> WHAT YOU ARE ASKED TO DO
From the listing below, pull each line that includes "title".

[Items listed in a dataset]
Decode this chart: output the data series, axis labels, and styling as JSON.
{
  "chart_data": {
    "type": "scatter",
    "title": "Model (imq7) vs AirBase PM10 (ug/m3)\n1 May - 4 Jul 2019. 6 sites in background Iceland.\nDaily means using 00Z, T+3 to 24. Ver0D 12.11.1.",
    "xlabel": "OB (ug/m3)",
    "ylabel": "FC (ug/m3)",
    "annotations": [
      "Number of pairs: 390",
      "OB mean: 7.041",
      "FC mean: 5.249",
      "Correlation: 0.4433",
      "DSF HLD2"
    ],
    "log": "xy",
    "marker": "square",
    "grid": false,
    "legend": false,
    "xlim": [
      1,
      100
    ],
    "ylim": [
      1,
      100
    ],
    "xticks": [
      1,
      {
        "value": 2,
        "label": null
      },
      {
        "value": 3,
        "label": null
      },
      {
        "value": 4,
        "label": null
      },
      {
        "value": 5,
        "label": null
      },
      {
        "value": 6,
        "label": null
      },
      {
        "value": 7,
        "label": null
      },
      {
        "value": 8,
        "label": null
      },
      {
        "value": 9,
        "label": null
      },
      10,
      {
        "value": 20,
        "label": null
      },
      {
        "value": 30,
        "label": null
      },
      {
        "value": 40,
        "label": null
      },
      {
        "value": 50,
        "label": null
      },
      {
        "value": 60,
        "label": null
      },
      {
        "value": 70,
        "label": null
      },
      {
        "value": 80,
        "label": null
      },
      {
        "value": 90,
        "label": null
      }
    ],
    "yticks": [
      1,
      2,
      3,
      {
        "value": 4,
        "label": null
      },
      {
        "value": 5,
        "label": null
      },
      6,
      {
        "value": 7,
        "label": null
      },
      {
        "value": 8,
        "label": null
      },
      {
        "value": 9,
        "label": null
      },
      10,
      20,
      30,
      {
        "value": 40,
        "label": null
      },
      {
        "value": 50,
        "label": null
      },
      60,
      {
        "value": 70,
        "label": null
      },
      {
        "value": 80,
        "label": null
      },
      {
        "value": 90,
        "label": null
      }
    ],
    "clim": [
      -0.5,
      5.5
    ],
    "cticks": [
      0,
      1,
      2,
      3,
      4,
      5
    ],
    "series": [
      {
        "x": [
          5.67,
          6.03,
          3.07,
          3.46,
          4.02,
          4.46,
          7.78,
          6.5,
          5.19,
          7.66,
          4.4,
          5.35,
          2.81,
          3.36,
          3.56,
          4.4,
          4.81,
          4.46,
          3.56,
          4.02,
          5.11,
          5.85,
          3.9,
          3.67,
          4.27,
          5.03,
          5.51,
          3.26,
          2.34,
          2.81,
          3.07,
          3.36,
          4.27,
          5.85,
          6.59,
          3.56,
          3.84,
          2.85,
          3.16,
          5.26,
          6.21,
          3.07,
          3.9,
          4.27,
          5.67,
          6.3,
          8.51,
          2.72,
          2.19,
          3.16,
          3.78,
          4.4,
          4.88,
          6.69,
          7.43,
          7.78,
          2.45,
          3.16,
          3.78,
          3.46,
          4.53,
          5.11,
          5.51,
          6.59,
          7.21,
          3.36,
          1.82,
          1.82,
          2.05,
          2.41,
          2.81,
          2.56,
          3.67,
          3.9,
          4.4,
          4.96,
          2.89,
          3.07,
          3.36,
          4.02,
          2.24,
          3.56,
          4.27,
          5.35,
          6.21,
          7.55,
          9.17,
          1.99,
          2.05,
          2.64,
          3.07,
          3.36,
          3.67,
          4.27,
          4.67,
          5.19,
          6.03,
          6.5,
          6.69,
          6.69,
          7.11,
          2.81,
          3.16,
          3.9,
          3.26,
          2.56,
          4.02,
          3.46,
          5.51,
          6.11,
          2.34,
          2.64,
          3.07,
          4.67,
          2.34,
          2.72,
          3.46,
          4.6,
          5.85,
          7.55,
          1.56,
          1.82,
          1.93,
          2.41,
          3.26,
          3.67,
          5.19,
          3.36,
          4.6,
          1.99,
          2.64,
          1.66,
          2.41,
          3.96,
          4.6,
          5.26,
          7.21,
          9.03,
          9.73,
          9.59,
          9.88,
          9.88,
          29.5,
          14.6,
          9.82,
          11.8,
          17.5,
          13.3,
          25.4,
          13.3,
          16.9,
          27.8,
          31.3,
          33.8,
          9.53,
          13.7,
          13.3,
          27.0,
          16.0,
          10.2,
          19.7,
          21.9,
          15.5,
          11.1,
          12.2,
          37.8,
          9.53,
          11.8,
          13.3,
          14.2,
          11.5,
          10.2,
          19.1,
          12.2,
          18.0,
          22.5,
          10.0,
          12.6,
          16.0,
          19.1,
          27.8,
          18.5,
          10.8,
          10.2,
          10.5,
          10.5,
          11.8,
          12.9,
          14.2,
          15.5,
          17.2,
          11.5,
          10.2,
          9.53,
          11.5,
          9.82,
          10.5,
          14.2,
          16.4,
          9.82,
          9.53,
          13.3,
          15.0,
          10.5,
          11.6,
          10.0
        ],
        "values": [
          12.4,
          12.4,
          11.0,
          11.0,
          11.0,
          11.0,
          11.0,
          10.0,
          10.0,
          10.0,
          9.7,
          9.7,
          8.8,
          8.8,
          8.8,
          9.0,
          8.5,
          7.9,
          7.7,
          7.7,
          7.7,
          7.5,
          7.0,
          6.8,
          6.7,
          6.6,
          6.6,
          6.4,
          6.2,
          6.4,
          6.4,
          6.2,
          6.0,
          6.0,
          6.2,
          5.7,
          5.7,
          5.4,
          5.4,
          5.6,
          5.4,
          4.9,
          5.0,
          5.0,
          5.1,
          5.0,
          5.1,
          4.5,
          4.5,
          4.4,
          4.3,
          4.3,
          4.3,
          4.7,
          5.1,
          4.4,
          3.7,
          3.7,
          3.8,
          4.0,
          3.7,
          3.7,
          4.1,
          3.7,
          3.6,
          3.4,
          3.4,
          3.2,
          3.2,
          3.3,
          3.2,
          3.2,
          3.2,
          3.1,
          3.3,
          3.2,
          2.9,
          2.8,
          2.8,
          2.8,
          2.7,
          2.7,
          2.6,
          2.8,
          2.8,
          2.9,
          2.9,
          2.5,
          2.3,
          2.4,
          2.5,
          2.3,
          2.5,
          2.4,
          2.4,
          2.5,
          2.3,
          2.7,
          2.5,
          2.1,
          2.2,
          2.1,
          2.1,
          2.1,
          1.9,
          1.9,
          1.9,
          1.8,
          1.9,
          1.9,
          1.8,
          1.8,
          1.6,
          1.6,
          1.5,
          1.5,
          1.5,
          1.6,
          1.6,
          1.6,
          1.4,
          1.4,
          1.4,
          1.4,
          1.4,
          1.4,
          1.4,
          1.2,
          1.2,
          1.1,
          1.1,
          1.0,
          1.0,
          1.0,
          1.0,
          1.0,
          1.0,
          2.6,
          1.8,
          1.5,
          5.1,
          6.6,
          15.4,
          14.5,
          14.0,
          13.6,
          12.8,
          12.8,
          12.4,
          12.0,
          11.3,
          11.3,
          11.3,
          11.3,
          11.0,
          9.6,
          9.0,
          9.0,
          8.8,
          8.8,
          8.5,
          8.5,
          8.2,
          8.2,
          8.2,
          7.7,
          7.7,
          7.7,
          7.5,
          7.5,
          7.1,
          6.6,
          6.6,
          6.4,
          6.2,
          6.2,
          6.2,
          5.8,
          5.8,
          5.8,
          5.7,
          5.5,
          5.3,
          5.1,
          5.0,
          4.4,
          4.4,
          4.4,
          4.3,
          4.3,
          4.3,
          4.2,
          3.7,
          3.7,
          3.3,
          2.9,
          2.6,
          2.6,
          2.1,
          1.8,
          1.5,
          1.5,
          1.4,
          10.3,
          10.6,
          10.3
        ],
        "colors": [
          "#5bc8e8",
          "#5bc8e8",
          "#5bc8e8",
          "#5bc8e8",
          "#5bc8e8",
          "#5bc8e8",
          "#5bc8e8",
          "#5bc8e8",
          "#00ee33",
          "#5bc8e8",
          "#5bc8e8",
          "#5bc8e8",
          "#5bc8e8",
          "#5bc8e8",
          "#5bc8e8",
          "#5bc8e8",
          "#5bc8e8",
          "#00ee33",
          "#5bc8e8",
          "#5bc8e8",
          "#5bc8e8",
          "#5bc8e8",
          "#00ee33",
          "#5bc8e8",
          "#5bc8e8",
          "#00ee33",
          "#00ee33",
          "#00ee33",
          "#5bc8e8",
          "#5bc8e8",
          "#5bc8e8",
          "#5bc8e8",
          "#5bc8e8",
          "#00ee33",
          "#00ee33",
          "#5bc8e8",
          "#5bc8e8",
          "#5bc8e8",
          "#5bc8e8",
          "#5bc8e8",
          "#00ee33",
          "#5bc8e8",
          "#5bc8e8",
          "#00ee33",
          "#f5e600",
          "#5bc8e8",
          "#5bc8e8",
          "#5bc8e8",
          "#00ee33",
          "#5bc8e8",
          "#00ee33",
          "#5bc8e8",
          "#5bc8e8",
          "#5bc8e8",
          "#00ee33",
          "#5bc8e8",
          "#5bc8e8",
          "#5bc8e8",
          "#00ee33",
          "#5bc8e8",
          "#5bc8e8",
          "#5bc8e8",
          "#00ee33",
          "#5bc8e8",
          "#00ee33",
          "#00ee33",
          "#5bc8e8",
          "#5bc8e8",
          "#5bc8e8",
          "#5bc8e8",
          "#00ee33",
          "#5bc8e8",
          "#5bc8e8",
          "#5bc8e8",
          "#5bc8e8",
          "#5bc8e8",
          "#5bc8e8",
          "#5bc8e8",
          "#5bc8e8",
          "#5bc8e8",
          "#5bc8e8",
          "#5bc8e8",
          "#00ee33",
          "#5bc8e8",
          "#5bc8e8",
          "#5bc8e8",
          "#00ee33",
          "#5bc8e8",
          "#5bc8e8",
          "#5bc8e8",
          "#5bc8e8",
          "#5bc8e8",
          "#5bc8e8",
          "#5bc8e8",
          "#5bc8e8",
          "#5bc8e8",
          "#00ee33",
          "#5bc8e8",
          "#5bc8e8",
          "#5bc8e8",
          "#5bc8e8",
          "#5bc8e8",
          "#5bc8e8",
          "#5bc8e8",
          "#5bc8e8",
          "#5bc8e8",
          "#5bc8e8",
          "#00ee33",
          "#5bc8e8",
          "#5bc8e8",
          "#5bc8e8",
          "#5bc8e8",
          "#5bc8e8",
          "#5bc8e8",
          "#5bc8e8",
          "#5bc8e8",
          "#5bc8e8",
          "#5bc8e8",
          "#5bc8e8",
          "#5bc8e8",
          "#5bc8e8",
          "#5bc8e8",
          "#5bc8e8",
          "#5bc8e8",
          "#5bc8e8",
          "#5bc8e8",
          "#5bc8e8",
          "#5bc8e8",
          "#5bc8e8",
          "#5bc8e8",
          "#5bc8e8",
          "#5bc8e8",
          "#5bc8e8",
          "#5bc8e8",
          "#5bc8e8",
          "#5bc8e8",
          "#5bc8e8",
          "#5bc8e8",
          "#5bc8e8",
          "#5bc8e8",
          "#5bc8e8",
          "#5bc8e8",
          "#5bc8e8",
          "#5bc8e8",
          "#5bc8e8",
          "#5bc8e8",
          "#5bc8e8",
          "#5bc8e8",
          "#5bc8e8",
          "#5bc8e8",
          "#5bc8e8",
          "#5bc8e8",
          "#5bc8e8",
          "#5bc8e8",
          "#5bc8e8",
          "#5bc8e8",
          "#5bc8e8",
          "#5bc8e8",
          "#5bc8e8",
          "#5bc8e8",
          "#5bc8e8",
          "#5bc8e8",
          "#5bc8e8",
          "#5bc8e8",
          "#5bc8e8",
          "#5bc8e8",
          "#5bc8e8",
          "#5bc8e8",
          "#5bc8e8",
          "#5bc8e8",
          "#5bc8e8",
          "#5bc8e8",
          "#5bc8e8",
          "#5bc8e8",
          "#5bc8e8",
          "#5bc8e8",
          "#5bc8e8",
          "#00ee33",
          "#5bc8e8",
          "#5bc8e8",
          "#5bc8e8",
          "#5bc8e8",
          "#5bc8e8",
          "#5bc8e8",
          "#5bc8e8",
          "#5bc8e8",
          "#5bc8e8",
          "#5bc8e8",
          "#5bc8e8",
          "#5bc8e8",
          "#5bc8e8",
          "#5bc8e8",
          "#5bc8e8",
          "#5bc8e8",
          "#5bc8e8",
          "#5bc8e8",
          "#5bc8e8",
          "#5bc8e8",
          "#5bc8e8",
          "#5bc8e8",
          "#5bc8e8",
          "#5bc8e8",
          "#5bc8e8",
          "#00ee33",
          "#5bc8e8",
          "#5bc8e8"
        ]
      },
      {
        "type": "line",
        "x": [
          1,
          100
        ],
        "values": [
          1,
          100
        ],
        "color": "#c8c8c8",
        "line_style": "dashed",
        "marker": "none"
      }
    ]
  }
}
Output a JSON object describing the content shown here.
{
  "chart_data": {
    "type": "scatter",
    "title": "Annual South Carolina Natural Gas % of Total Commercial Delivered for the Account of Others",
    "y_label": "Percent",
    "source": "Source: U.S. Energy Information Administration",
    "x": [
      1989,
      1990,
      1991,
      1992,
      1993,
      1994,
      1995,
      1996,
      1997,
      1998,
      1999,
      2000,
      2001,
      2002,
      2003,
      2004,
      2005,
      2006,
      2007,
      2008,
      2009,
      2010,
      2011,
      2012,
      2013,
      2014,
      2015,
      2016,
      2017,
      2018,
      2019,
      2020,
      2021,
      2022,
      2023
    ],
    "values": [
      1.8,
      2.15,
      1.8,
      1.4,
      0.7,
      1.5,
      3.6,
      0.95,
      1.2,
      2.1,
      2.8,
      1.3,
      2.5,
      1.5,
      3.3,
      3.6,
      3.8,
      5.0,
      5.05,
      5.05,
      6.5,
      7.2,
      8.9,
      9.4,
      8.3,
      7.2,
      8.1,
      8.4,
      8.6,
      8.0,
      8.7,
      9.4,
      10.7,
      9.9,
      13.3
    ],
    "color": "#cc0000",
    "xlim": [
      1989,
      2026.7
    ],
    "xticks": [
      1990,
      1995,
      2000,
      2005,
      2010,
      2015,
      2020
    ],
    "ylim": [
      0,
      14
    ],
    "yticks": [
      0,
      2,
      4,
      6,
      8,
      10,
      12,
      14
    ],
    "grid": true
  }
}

> RESPONSE FOR THIS EXERCISE
    "title": "Model (imq7) vs AirBase PM10 (ug/m3)\n1 May - 4 Jul 2019. 6 sites in background Iceland.\nDaily means using 00Z, T+3 to 24. Ver0D 12.11.1.",
    "title": "Annual South Carolina Natural Gas % of Total Commercial Delivered for the Account of Others",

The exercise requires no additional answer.